— begin —

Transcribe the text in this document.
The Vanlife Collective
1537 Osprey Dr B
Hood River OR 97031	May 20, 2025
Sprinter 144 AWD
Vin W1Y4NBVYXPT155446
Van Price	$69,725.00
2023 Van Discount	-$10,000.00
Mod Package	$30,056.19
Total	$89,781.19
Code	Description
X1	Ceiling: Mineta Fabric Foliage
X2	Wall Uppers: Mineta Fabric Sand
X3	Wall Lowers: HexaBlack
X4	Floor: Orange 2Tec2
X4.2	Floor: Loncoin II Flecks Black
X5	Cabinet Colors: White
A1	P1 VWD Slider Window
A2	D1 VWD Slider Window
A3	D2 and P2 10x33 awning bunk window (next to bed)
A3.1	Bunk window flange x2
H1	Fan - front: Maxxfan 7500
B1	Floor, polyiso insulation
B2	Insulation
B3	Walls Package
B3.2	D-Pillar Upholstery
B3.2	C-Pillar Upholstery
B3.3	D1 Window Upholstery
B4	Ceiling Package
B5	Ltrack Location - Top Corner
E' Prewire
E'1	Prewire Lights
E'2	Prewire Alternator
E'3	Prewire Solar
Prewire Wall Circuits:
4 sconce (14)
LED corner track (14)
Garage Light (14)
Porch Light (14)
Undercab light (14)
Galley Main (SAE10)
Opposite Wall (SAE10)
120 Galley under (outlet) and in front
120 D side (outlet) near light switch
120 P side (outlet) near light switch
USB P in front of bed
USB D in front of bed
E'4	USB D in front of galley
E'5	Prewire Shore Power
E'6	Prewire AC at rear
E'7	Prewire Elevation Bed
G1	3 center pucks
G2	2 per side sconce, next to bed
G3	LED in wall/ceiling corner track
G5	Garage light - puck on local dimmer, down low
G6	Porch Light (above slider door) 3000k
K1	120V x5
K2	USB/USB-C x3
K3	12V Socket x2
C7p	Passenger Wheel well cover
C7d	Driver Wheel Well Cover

— end —
— begin —

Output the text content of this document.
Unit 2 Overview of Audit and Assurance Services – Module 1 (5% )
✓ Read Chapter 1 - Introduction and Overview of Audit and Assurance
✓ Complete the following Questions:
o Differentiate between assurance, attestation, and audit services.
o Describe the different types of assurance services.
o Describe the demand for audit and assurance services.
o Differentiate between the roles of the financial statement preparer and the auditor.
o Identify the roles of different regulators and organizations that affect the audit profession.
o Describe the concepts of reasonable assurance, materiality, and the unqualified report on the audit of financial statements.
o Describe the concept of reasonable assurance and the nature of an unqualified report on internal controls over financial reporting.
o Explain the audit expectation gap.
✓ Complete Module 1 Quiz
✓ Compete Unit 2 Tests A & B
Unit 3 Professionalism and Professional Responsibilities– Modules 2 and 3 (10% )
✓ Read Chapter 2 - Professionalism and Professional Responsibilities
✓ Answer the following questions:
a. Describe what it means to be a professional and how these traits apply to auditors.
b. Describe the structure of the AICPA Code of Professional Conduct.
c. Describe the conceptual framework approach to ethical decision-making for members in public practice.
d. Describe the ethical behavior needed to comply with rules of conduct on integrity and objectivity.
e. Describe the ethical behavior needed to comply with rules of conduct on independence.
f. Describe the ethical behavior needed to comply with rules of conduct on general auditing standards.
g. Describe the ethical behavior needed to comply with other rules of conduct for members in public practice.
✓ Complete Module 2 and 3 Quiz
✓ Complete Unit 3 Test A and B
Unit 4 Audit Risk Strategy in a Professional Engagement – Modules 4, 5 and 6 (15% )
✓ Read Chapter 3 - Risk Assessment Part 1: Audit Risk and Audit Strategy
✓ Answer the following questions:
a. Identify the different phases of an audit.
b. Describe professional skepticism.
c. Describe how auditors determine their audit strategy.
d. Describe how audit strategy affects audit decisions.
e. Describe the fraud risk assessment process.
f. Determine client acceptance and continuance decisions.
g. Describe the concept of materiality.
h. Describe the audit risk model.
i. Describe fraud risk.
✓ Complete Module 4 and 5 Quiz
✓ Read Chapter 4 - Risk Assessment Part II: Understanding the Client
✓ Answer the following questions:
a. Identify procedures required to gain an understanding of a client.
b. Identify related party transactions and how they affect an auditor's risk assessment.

— end —

Extract every line above that contains the word "next".

A3	D2 and P2 10x33 awning bunk window (next to bed)
G2	2 per side sconce, next to bed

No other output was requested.